[start The records]

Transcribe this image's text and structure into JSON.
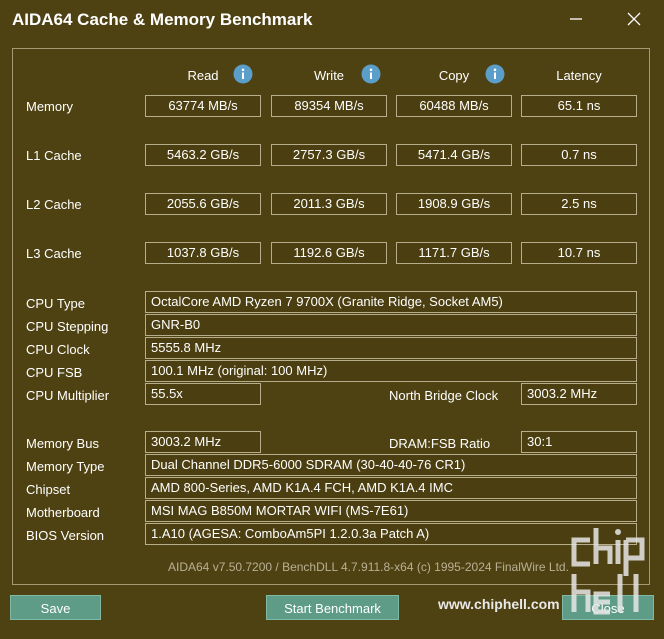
{
  "window": {
    "title": "AIDA64 Cache & Memory Benchmark"
  },
  "columns": {
    "read": "Read",
    "write": "Write",
    "copy": "Copy",
    "latency": "Latency"
  },
  "rows": {
    "memory": {
      "label": "Memory",
      "read": "63774 MB/s",
      "write": "89354 MB/s",
      "copy": "60488 MB/s",
      "latency": "65.1 ns"
    },
    "l1": {
      "label": "L1 Cache",
      "read": "5463.2 GB/s",
      "write": "2757.3 GB/s",
      "copy": "5471.4 GB/s",
      "latency": "0.7 ns"
    },
    "l2": {
      "label": "L2 Cache",
      "read": "2055.6 GB/s",
      "write": "2011.3 GB/s",
      "copy": "1908.9 GB/s",
      "latency": "2.5 ns"
    },
    "l3": {
      "label": "L3 Cache",
      "read": "1037.8 GB/s",
      "write": "1192.6 GB/s",
      "copy": "1171.7 GB/s",
      "latency": "10.7 ns"
    }
  },
  "info": {
    "cpu_type": {
      "label": "CPU Type",
      "value": "OctalCore AMD Ryzen 7 9700X  (Granite Ridge, Socket AM5)"
    },
    "cpu_stepping": {
      "label": "CPU Stepping",
      "value": "GNR-B0"
    },
    "cpu_clock": {
      "label": "CPU Clock",
      "value": "5555.8 MHz"
    },
    "cpu_fsb": {
      "label": "CPU FSB",
      "value": "100.1 MHz  (original: 100 MHz)"
    },
    "cpu_multiplier": {
      "label": "CPU Multiplier",
      "value": "55.5x"
    },
    "nb_clock": {
      "label": "North Bridge Clock",
      "value": "3003.2 MHz"
    },
    "memory_bus": {
      "label": "Memory Bus",
      "value": "3003.2 MHz"
    },
    "dram_fsb": {
      "label": "DRAM:FSB Ratio",
      "value": "30:1"
    },
    "memory_type": {
      "label": "Memory Type",
      "value": "Dual Channel DDR5-6000 SDRAM  (30-40-40-76 CR1)"
    },
    "chipset": {
      "label": "Chipset",
      "value": "AMD 800-Series, AMD K1A.4 FCH, AMD K1A.4 IMC"
    },
    "motherboard": {
      "label": "Motherboard",
      "value": "MSI MAG B850M MORTAR WIFI (MS-7E61)"
    },
    "bios": {
      "label": "BIOS Version",
      "value": "1.A10  (AGESA: ComboAm5PI 1.2.0.3a Patch A)"
    }
  },
  "footer": {
    "version_text": "AIDA64 v7.50.7200 / BenchDLL 4.7.911.8-x64  (c) 1995-2024 FinalWire Ltd."
  },
  "buttons": {
    "save": "Save",
    "start": "Start Benchmark",
    "close": "Close"
  },
  "watermark": {
    "url": "www.chiphell.com",
    "logo_text": "chip hell"
  }
}
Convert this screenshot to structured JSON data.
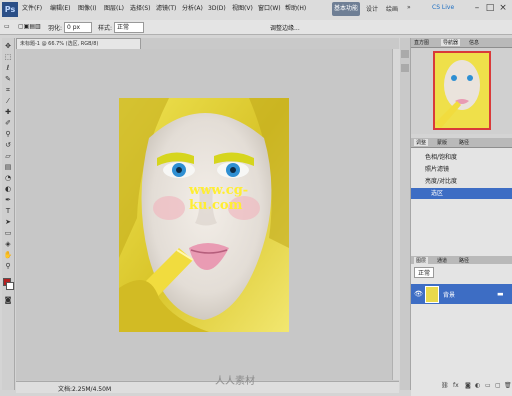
{
  "app": {
    "logo": "Ps"
  },
  "menu": [
    "文件(F)",
    "编辑(E)",
    "图像(I)",
    "图层(L)",
    "选择(S)",
    "滤镜(T)",
    "分析(A)",
    "3D(D)",
    "视图(V)",
    "窗口(W)",
    "帮助(H)"
  ],
  "toolbar_top": {
    "zoom": "100%",
    "workspace_button": "基本功能",
    "workspace_items": [
      "设计",
      "绘画",
      "»",
      "CS Live"
    ]
  },
  "options": {
    "label_feather": "羽化:",
    "feather_value": "0 px",
    "style_label": "样式:",
    "style_value": "正常",
    "refine": "调整边缘..."
  },
  "document": {
    "tab_title": "未标题-1 @ 66.7% (选区, RGB/8)",
    "status": "文档:2.25M/4.50M",
    "watermark_text": "www.cg-ku.com"
  },
  "navigator_panel": {
    "tabs": [
      "直方图",
      "导航器",
      "信息"
    ]
  },
  "adjust_panel": {
    "tabs": [
      "调整",
      "蒙版",
      "路径"
    ],
    "rows": [
      "色相/饱和度",
      "照片滤镜",
      "亮度/对比度",
      "选区"
    ]
  },
  "layers_panel": {
    "tabs": [
      "图层",
      "通道",
      "路径"
    ],
    "blend": "正常",
    "layer_name": "背景"
  },
  "site_watermark": "人人素材",
  "colors": {
    "accent": "#3d6dc4",
    "fg_swatch": "#b32020",
    "bg_swatch": "#ffffff"
  }
}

[end The records]

In the entries above, locate every line with the word "Cache" and copy it.

    "title": "AIDA64 Cache & Memory Benchmark"
      "label": "L1 Cache",
      "label": "L2 Cache",
      "label": "L3 Cache",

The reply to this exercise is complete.